* Written request
Go through the entries below and print each one exactly, leaving out pictures.
-- -- --
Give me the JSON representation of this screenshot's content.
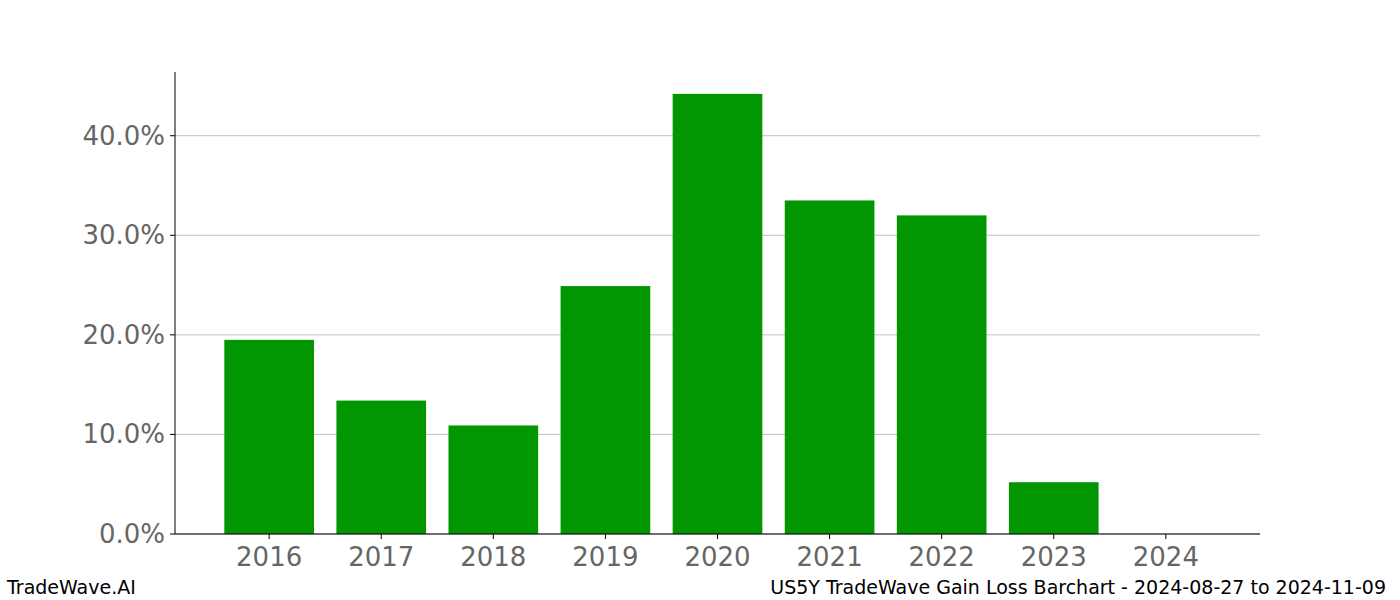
{
  "chart_data": {
    "type": "bar",
    "title": "US5Y TradeWave Gain Loss Barchart - 2024-08-27 to 2024-11-09",
    "source": "TradeWave.AI",
    "categories": [
      "2016",
      "2017",
      "2018",
      "2019",
      "2020",
      "2021",
      "2022",
      "2023",
      "2024"
    ],
    "values": [
      19.5,
      13.4,
      10.9,
      24.9,
      44.2,
      33.5,
      32.0,
      5.2,
      0
    ],
    "color": "#029702",
    "ylim": [
      0,
      46.4
    ],
    "yticks": [
      {
        "value": 0,
        "label": "0.0%"
      },
      {
        "value": 10,
        "label": "10.0%"
      },
      {
        "value": 20,
        "label": "20.0%"
      },
      {
        "value": 30,
        "label": "30.0%"
      },
      {
        "value": 40,
        "label": "40.0%"
      }
    ],
    "grid": true
  }
}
-- -- --
* Worked solution
Give me the JSON representation of this screenshot's content.
{
  "chart_data": {
    "type": "bar",
    "title": "US5Y TradeWave Gain Loss Barchart - 2024-08-27 to 2024-11-09",
    "source": "TradeWave.AI",
    "categories": [
      "2016",
      "2017",
      "2018",
      "2019",
      "2020",
      "2021",
      "2022",
      "2023",
      "2024"
    ],
    "values": [
      19.5,
      13.4,
      10.9,
      24.9,
      44.2,
      33.5,
      32.0,
      5.2,
      0
    ],
    "color": "#029702",
    "ylim": [
      0,
      46.4
    ],
    "yticks": [
      {
        "value": 0,
        "label": "0.0%"
      },
      {
        "value": 10,
        "label": "10.0%"
      },
      {
        "value": 20,
        "label": "20.0%"
      },
      {
        "value": 30,
        "label": "30.0%"
      },
      {
        "value": 40,
        "label": "40.0%"
      }
    ],
    "grid": true
  }
}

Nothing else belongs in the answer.